### Exercise input
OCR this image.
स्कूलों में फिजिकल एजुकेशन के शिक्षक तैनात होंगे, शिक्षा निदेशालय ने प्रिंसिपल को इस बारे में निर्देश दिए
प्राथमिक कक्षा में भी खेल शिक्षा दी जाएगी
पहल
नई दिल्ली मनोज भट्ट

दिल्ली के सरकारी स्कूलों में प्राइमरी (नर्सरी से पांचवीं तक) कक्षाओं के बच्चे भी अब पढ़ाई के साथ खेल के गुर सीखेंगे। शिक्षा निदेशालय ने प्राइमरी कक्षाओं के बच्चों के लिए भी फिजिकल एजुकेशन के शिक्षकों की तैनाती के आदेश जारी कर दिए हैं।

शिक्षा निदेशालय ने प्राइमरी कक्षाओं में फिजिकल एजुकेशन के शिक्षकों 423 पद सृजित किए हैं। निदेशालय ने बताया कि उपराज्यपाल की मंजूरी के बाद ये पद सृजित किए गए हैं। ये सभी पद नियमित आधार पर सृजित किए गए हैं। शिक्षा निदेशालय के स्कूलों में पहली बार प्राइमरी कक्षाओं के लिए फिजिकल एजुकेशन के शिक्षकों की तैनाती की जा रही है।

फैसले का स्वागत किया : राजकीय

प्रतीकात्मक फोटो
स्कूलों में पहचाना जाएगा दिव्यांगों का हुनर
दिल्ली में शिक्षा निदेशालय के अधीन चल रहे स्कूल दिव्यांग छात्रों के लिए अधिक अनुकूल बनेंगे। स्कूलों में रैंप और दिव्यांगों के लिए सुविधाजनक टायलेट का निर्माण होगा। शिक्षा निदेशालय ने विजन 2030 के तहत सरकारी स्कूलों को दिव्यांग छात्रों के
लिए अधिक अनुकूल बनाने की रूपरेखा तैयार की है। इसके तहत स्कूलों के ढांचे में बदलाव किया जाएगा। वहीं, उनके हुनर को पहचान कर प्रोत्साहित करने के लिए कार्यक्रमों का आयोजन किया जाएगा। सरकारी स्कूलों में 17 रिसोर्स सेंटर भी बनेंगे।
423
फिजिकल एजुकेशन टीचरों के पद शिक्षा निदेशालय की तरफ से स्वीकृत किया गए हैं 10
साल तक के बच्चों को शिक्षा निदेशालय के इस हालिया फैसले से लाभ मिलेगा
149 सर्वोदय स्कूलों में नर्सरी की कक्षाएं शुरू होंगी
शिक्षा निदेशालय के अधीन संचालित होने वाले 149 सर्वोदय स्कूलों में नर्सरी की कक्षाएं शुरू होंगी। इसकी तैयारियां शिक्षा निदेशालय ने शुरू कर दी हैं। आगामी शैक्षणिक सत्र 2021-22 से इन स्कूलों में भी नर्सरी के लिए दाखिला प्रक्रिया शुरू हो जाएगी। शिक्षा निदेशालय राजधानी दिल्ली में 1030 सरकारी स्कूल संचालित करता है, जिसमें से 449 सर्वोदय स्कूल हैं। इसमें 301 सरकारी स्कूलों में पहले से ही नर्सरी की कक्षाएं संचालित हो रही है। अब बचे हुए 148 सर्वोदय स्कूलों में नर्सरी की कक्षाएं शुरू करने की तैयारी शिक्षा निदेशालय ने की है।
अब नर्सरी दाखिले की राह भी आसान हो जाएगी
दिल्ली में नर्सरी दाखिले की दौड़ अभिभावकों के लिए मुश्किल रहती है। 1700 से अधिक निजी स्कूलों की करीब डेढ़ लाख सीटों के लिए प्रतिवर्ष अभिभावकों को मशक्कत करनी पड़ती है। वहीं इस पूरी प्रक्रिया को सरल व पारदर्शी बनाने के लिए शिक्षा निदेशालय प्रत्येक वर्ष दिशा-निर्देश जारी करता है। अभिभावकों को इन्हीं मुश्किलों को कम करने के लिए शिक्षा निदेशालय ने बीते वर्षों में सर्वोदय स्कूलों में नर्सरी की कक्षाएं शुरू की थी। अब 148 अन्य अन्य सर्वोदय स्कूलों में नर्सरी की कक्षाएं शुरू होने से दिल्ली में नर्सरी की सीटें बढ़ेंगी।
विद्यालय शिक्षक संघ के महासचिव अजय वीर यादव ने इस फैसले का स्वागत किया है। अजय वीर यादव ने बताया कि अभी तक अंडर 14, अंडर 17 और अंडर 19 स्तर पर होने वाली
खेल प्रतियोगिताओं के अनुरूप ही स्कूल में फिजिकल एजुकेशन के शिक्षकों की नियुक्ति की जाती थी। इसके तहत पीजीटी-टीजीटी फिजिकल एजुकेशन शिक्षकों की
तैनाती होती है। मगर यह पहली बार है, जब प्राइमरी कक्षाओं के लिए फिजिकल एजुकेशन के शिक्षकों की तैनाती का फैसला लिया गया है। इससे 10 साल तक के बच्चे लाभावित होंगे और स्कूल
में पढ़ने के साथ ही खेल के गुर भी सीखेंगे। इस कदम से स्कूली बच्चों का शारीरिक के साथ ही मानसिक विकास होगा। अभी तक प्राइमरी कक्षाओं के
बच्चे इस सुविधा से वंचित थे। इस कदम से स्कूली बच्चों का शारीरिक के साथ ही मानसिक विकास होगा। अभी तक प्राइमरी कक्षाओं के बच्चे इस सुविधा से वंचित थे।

### What is required
Output an exact copy of each record.

### Exercise solution
OCR this image.
स्कूलों में फिजिकल एजुकेशन के शिक्षक तैनात होंगे, शिक्षा निदेशालय ने प्रिंसिपल को इस बारे में निर्देश दिए
प्राथमिक कक्षा में भी खेल शिक्षा दी जाएगी
पहल
नई दिल्ली मनोज भट्ट

दिल्ली के सरकारी स्कूलों में प्राइमरी (नर्सरी से पांचवीं तक) कक्षाओं के बच्चे भी अब पढ़ाई के साथ खेल के गुर सीखेंगे। शिक्षा निदेशालय ने प्राइमरी कक्षाओं के बच्चों के लिए भी फिजिकल एजुकेशन के शिक्षकों की तैनाती के आदेश जारी कर दिए हैं।

शिक्षा निदेशालय ने प्राइमरी कक्षाओं में फिजिकल एजुकेशन के शिक्षकों 423 पद सृजित किए हैं। निदेशालय ने बताया कि उपराज्यपाल की मंजूरी के बाद ये पद सृजित किए गए हैं। ये सभी पद नियमित आधार पर सृजित किए गए हैं। शिक्षा निदेशालय के स्कूलों में पहली बार प्राइमरी कक्षाओं के लिए फिजिकल एजुकेशन के शिक्षकों की तैनाती की जा रही है।

फैसले का स्वागत किया : राजकीय

प्रतीकात्मक फोटो
स्कूलों में पहचाना जाएगा दिव्यांगों का हुनर
दिल्ली में शिक्षा निदेशालय के अधीन चल रहे स्कूल दिव्यांग छात्रों के लिए अधिक अनुकूल बनेंगे। स्कूलों में रैंप और दिव्यांगों के लिए सुविधाजनक टायलेट का निर्माण होगा। शिक्षा निदेशालय ने विजन 2030 के तहत सरकारी स्कूलों को दिव्यांग छात्रों के
लिए अधिक अनुकूल बनाने की रूपरेखा तैयार की है। इसके तहत स्कूलों के ढांचे में बदलाव किया जाएगा। वहीं, उनके हुनर को पहचान कर प्रोत्साहित करने के लिए कार्यक्रमों का आयोजन किया जाएगा। सरकारी स्कूलों में 17 रिसोर्स सेंटर भी बनेंगे।
423
फिजिकल एजुकेशन टीचरों के पद शिक्षा निदेशालय की तरफ से स्वीकृत किया गए हैं 10
साल तक के बच्चों को शिक्षा निदेशालय के इस हालिया फैसले से लाभ मिलेगा
149 सर्वोदय स्कूलों में नर्सरी की कक्षाएं शुरू होंगी
शिक्षा निदेशालय के अधीन संचालित होने वाले 149 सर्वोदय स्कूलों में नर्सरी की कक्षाएं शुरू होंगी। इसकी तैयारियां शिक्षा निदेशालय ने शुरू कर दी हैं। आगामी शैक्षणिक सत्र 2021-22 से इन स्कूलों में भी नर्सरी के लिए दाखिला प्रक्रिया शुरू हो जाएगी। शिक्षा निदेशालय राजधानी दिल्ली में 1030 सरकारी स्कूल संचालित करता है, जिसमें से 449 सर्वोदय स्कूल हैं। इसमें 301 सरकारी स्कूलों में पहले से ही नर्सरी की कक्षाएं संचालित हो रही है। अब बचे हुए 148 सर्वोदय स्कूलों में नर्सरी की कक्षाएं शुरू करने की तैयारी शिक्षा निदेशालय ने की है।
अब नर्सरी दाखिले की राह भी आसान हो जाएगी
दिल्ली में नर्सरी दाखिले की दौड़ अभिभावकों के लिए मुश्किल रहती है। 1700 से अधिक निजी स्कूलों की करीब डेढ़ लाख सीटों के लिए प्रतिवर्ष अभिभावकों को मशक्कत करनी पड़ती है। वहीं इस पूरी प्रक्रिया को सरल व पारदर्शी बनाने के लिए शिक्षा निदेशालय प्रत्येक वर्ष दिशा-निर्देश जारी करता है। अभिभावकों को इन्हीं मुश्किलों को कम करने के लिए शिक्षा निदेशालय ने बीते वर्षों में सर्वोदय स्कूलों में नर्सरी की कक्षाएं शुरू की थी। अब 148 अन्य अन्य सर्वोदय स्कूलों में नर्सरी की कक्षाएं शुरू होने से दिल्ली में नर्सरी की सीटें बढ़ेंगी।
विद्यालय शिक्षक संघ के महासचिव अजय वीर यादव ने इस फैसले का स्वागत किया है। अजय वीर यादव ने बताया कि अभी तक अंडर 14, अंडर 17 और अंडर 19 स्तर पर होने वाली
खेल प्रतियोगिताओं के अनुरूप ही स्कूल में फिजिकल एजुकेशन के शिक्षकों की नियुक्ति की जाती थी। इसके तहत पीजीटी-टीजीटी फिजिकल एजुकेशन शिक्षकों की
तैनाती होती है। मगर यह पहली बार है, जब प्राइमरी कक्षाओं के लिए फिजिकल एजुकेशन के शिक्षकों की तैनाती का फैसला लिया गया है। इससे 10 साल तक के बच्चे लाभावित होंगे और स्कूल
में पढ़ने के साथ ही खेल के गुर भी सीखेंगे। इस कदम से स्कूली बच्चों का शारीरिक के साथ ही मानसिक विकास होगा। अभी तक प्राइमरी कक्षाओं के
बच्चे इस सुविधा से वंचित थे। इस कदम से स्कूली बच्चों का शारीरिक के साथ ही मानसिक विकास होगा। अभी तक प्राइमरी कक्षाओं के बच्चे इस सुविधा से वंचित थे।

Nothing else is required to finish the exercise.